TEXT SHOWN.
Apr 09, 2018, 04:38 PM | Updated 04:38 PM IST


The Hubble Space Telescope captured a spectacular image of the bright star-forming ring that surrounds the heart of the barred spiral galaxy NGC 1097. (NASA/ESA/Hubble)
The Hubble Space Telescope captured a spectacular image of the bright star-forming ring that surrounds the heart of the barred spiral galaxy NGC 1097. (NASA/ESA/Hubble)
  • The element of consciousness being introduced into science will open up whole new vistas in our understanding of life and the universe.
  • “The most beautiful and profound emotion we can experience is the sensation of the mystical. It is the sower of all true science.”

    — Albert Einstein

    Captain Edgar Mitchell was not the first man to land on the moon, not even the second. On 5 February 1971, Mitchell was the sixth to hold that honour. But unlike other astronauts, he had a profound experience upon his return to earth, one that would shape the rest of his life and of many others.

    From the outside, Mitchell’s experience was a simple one: he watched the earth rise over the moon’s horizon. That single vision of the planet drove a moment of “satori”, or sudden enlightenment. Mitchell reported a direct experience of the interconnectedness of all things: of the link between science and spirituality, a feeling of direct knowing of a deeper reality.

    Two years later, Mitchell founded the Institute of Noetic Sciences (IONS), whose mission was the scientific study of human consciousness, along with its ultimate potential and capacity. The Greek word “noetic” means inner wisdom, direct knowledge, or subjective understanding. (Many of Mitchell’s experiences are shared in his book The Way of the Explorer.)

    Fast forward a few decades, and I am driving through the rain north of San Francisco to the 200-acre hilltop IONS campus in Marin County, California. What I was about to learn would feel right at home for the Eastern spirit in me, yet would feed my curiosity about how some people are using scientific methods to study it.

    Driving through the campus felt surreal. A vast green space, IONS includes a community building, a retreat centre, few cars and fewer office buildings. The IONS campus houses the world’s largest study of Noetic Science, and was also once the home to the indigenous Miwok tribe, who are said to have lived on the land in peace and ecological harmony. The Star Wars Ewoks are said to have been named after this tribe.

    Why is it that something that is felt by almost every human — intuitively and non-rationally — is not studied scientifically? Why is the study of human consciousness considered taboo? Why are some of the most renowned scientists (physicists particularly) in the world, not open to accepting the reality of the existence of the unknown, of the psychic powers present in the universe?

EXERCISE TASKS.
**A.** Quote the stretch of the article on Edgar Mitchell and noetic science from "Captain Edgar Mitchell" through "a deeper reality.".
**B.** Write what comes next in the article on Edgar Mitchell and noetic science, starting after its final sentence.
The records are separate from the article on Edgar Mitchell and noetic science.

ITEMS.
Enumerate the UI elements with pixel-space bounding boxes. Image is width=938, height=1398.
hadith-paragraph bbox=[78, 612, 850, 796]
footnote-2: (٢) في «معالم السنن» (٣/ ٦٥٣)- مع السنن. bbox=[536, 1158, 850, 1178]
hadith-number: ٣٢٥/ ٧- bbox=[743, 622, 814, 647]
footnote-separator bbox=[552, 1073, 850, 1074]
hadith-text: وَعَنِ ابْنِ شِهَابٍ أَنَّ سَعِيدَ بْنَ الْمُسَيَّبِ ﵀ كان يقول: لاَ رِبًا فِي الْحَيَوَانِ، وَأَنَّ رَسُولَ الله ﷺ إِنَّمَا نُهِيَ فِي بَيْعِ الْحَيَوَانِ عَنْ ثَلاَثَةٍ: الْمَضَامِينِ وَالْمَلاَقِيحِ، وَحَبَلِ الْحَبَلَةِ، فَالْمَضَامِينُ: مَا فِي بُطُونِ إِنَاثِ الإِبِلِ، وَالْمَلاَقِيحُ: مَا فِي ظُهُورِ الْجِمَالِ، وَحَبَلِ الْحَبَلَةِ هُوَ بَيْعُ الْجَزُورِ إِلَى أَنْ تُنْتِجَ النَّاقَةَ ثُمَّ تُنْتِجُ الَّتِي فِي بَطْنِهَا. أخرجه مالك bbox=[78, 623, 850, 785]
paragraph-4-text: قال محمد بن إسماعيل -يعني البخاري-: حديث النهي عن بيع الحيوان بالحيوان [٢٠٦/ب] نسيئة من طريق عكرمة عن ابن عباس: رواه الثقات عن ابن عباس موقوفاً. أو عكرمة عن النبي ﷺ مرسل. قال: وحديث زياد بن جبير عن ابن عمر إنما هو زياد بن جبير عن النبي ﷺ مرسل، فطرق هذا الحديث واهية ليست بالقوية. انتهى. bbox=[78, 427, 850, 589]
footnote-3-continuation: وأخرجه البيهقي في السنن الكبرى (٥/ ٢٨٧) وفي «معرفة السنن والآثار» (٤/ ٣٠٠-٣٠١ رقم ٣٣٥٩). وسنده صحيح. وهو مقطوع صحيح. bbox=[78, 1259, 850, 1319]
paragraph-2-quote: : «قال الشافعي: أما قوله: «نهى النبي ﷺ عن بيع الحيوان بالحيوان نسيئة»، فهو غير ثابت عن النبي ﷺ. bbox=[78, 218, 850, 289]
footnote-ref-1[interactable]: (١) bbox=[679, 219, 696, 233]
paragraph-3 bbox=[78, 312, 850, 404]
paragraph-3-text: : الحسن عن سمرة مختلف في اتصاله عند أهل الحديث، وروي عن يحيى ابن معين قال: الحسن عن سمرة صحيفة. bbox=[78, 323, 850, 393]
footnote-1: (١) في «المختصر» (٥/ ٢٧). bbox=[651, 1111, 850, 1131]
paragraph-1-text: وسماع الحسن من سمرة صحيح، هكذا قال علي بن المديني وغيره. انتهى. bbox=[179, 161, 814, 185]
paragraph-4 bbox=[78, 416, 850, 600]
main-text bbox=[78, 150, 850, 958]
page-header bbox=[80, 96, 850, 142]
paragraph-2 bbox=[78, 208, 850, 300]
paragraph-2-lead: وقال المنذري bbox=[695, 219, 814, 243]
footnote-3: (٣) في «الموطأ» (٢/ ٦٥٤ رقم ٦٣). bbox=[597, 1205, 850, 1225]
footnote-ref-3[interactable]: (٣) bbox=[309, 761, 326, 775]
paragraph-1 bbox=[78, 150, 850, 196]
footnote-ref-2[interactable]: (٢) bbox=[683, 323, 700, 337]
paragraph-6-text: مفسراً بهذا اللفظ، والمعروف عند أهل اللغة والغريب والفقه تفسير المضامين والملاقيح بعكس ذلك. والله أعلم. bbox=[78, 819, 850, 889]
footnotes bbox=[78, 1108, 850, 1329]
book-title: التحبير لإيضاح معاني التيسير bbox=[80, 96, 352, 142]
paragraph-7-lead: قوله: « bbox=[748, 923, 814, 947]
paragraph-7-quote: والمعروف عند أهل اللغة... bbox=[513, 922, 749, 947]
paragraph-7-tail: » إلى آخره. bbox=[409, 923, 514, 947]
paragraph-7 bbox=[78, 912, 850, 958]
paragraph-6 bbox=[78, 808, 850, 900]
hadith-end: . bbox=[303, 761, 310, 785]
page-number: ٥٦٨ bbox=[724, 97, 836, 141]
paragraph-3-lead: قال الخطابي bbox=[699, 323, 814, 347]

RESULTS OF THE EXERCISE.
**A.**
Captain Edgar Mitchell was not the first man to land on the moon, not even the second. On 5 February 1971, Mitchell was the sixth to hold that honour. But unlike other astronauts, he had a profound experience upon his return to earth, one that would shape the rest of his life and of many others.

    From the outside, Mitchell’s experience was a simple one: he watched the earth rise over the moon’s horizon. That single vision of the planet drove a moment of “satori”, or sudden enlightenment. Mitchell reported a direct experience of the interconnectedness of all things: of the link between science and spirituality, a feeling of direct knowing of a deeper reality.

**B.**
    My upbringing in India has given me a different perspective on Western science. In India, the existence of the supernatural is widely accepted, though rarely studied in the mainstream. And so I am naturally led to these questions.

    Can the study of Noetic science help us to understand what it means — or could mean — to be human? At the core of the Noetic investigation are four basic assumptions: (1) reality is more than physical; (2) everything and everyone is connected; (3) our individual and collective capacities are virtually limitless; and (4) we participate daily in our own evolution, individually and collectively.

    Dean Radin — short, bald and bespectacled, with a cap and moustache, speaking in a low tone, is a brilliant and curious man. He is the chief scientist at IONS. Born on leap day, 29 February, Radin tells me he is looking forward to his 21st birthday in 2036, when he will be finally old enough to buy a beer.

    Radin’s office is chock-full of toys, from a small Einstein action figure to a black rectangular monolith, like the one in the film 2001: A Space Odyssey.

    He takes me on a tour of his 2,800-pound, solid-steel, double-walled, electromagnetically-shielded chamber for studies that require energetic or sensory isolation. It blocks the modern buzz of the electronic world: once the chamber door is closed, radio, wifi, bluetooth and cellphone signals are blocked.

    Radin tells me that some five-star hotels are considering building similar electromagnetically-shielded spaces. Imagine a world where people pay to exclude the constant noise of the electronic world, the same way we pay for an oasis with a quiet beach and ocean.

    The lab also has various tools that perform the famous double-slit experiments. This experiment, first performed by Thomas Young in 1801, was designed to study the wave-like nature of light. Later, physicists discovered that light can also behave like a particle. The double-slit system remains one of the easiest ways to demonstrate that depending on how you look at light, it can behave either like a wave or a particle. This “observer effect” suggests that there’s something about the physical world that knows that you are observing it.

    This experiment is said to demonstrate how consciousness and the physical world are deeply connected. Says Radin, “It’s as though the microscopic world has a sense of being stared at, reminiscent of the prickly feeling that some people report when someone is staring at them a little too intensely. The double-slit studies suggest that some aspect of consciousness may play a key role in the manifestation of the physical world, as most of the world’s esoteric and mystical traditions, as well as a good portion of Eastern philosophy, have long maintained”.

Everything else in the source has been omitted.